> **Tarefa solicitada**: Reproduza sem alterações somente as linhas situadas entre a que contém "row-divider — [32, 178, 772, 179]" e a que contém "section-block: Block ADD", ambas incluídas.

> **Dados de entrada**:
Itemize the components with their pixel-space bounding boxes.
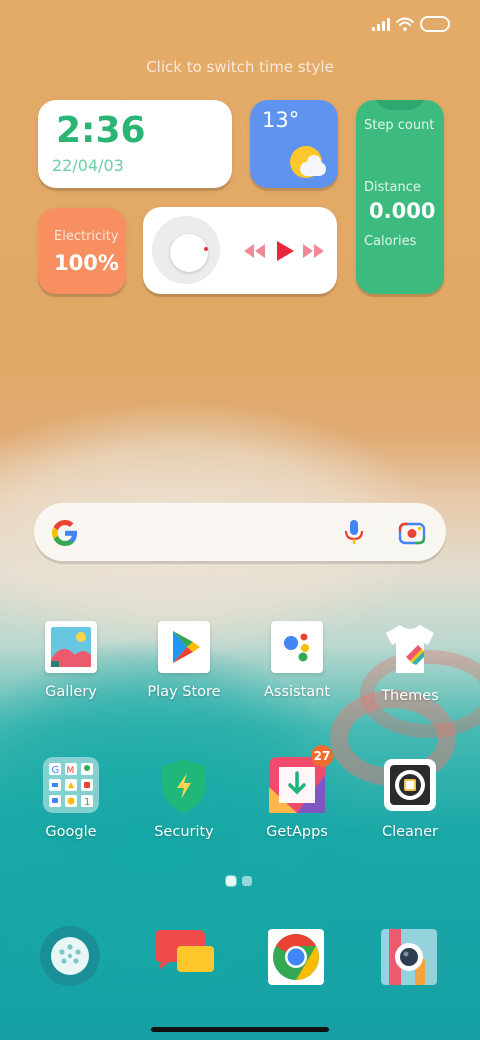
battery-icon xyxy=(420,16,450,32)
getapps-badge: 27 xyxy=(311,745,333,767)
app-assistant[interactable]: Assistant xyxy=(242,621,352,700)
app-gallery[interactable]: Gallery xyxy=(16,621,126,700)
google-search-bar[interactable] xyxy=(34,503,446,561)
step-count-widget[interactable]: Step count Distance 0.000 Calories xyxy=(356,100,444,294)
security-label: Security xyxy=(154,824,214,840)
play-store-icon xyxy=(158,621,210,673)
security-shield-icon xyxy=(156,757,212,813)
clock-date: 22/04/03 xyxy=(52,156,124,175)
microphone-icon[interactable] xyxy=(342,518,366,546)
previous-icon[interactable] xyxy=(241,238,267,264)
assistant-icon xyxy=(271,621,323,673)
app-google-folder[interactable]: G M 1 Google xyxy=(16,757,126,840)
next-icon[interactable] xyxy=(301,238,327,264)
step-count-title: Step count xyxy=(364,118,435,133)
messages-icon[interactable] xyxy=(153,926,214,986)
electricity-value: 100% xyxy=(54,251,119,275)
electricity-label: Electricity xyxy=(54,229,119,244)
svg-text:1: 1 xyxy=(84,797,90,808)
camera-icon[interactable] xyxy=(381,929,441,989)
clock-time: 2:36 xyxy=(56,110,146,151)
page-dot-2[interactable] xyxy=(242,876,252,886)
google-folder-icon: G M 1 xyxy=(43,757,99,813)
distance-label: Distance xyxy=(364,180,421,195)
cleaner-icon xyxy=(382,757,438,813)
distance-value: 0.000 xyxy=(369,199,436,223)
lens-camera-icon[interactable] xyxy=(398,519,426,547)
switch-time-style-hint[interactable]: Click to switch time style xyxy=(0,58,480,76)
app-security[interactable]: Security xyxy=(129,757,239,840)
gallery-icon xyxy=(45,621,97,673)
page-dot-1[interactable] xyxy=(226,876,236,886)
gallery-label: Gallery xyxy=(45,684,97,700)
clock-widget[interactable]: 2:36 22/04/03 xyxy=(38,100,232,188)
wifi-icon xyxy=(396,17,414,31)
app-play-store[interactable]: Play Store xyxy=(129,621,239,700)
calories-label: Calories xyxy=(364,234,417,249)
page-indicator xyxy=(226,876,252,886)
google-folder-label: Google xyxy=(45,824,97,840)
google-g-icon xyxy=(52,520,77,546)
electricity-widget[interactable]: Electricity 100% xyxy=(38,208,126,294)
status-bar xyxy=(372,16,450,32)
assistant-label: Assistant xyxy=(263,684,331,700)
music-disc-icon xyxy=(152,216,220,284)
music-widget[interactable] xyxy=(143,207,337,294)
play-icon[interactable] xyxy=(271,238,297,264)
play-store-label: Play Store xyxy=(147,684,221,700)
svg-text:G: G xyxy=(52,765,60,776)
svg-text:M: M xyxy=(67,766,75,776)
themes-tshirt-icon xyxy=(382,621,438,677)
chrome-icon[interactable] xyxy=(268,929,328,989)
getapps-icon: 27 xyxy=(269,745,333,813)
signal-icon xyxy=(372,17,390,31)
app-getapps[interactable]: 27 GetApps xyxy=(242,745,352,840)
app-cleaner[interactable]: Cleaner xyxy=(355,757,465,840)
weather-temperature: 13° xyxy=(262,108,300,132)
weather-widget[interactable]: 13° xyxy=(250,100,338,188)
phone-icon[interactable] xyxy=(40,926,100,986)
cleaner-label: Cleaner xyxy=(381,824,439,840)
gesture-navigation-bar[interactable] xyxy=(151,1027,329,1032)
app-themes[interactable]: Themes xyxy=(355,621,465,704)
getapps-label: GetApps xyxy=(266,824,328,840)
themes-label: Themes xyxy=(381,688,439,704)
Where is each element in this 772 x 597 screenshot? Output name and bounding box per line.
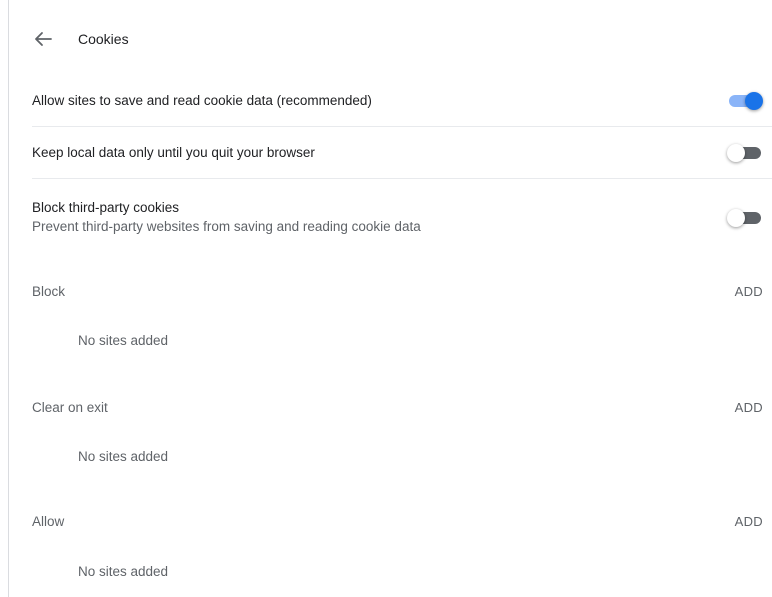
row-divider — [32, 178, 772, 179]
back-button[interactable] — [32, 28, 54, 50]
section-clear-on-exit: Clear on exit ADD — [32, 396, 763, 418]
section-block: Block ADD — [32, 280, 763, 302]
setting-keep-local-data[interactable]: Keep local data only until you quit your… — [32, 141, 763, 163]
setting-label: Keep local data only until you quit your… — [32, 144, 315, 160]
keep-local-data-toggle[interactable] — [727, 144, 763, 162]
toggle-knob — [745, 92, 763, 110]
toggle-knob — [727, 144, 745, 162]
setting-allow-cookies[interactable]: Allow sites to save and read cookie data… — [32, 89, 763, 111]
section-label: Allow — [32, 513, 65, 529]
left-divider — [8, 0, 9, 597]
clear-on-exit-add-button[interactable]: ADD — [735, 400, 763, 415]
block-third-party-toggle[interactable] — [727, 209, 763, 227]
allow-add-button[interactable]: ADD — [735, 514, 763, 529]
cookies-settings-page: Cookies Allow sites to save and read coo… — [0, 0, 772, 597]
setting-label: Allow sites to save and read cookie data… — [32, 92, 372, 108]
section-label: Clear on exit — [32, 399, 108, 415]
setting-block-third-party[interactable]: Block third-party cookies Prevent third-… — [32, 195, 763, 239]
clear-on-exit-empty-text: No sites added — [78, 449, 169, 464]
page-header: Cookies — [32, 28, 129, 50]
allow-cookies-toggle[interactable] — [729, 92, 763, 110]
section-label: Block — [32, 283, 66, 299]
row-divider — [32, 126, 772, 127]
setting-sublabel: Prevent third-party websites from saving… — [32, 219, 421, 234]
toggle-knob — [727, 209, 745, 227]
allow-empty-text: No sites added — [78, 564, 169, 579]
arrow-back-icon — [35, 32, 52, 46]
block-add-button[interactable]: ADD — [735, 284, 763, 299]
section-allow: Allow ADD — [32, 510, 763, 532]
page-title: Cookies — [78, 31, 129, 47]
setting-label: Block third-party cookies — [32, 200, 180, 215]
block-empty-text: No sites added — [78, 333, 169, 348]
setting-text-group: Block third-party cookies Prevent third-… — [32, 200, 421, 234]
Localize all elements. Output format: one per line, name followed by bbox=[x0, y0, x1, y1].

> **Tarefa concluída**:
row-divider — [32, 178, 772, 179]
back-button[interactable] — [32, 28, 54, 50]
section-clear-on-exit: Clear on exit ADD — [32, 396, 763, 418]
section-block: Block ADD — [32, 280, 763, 302]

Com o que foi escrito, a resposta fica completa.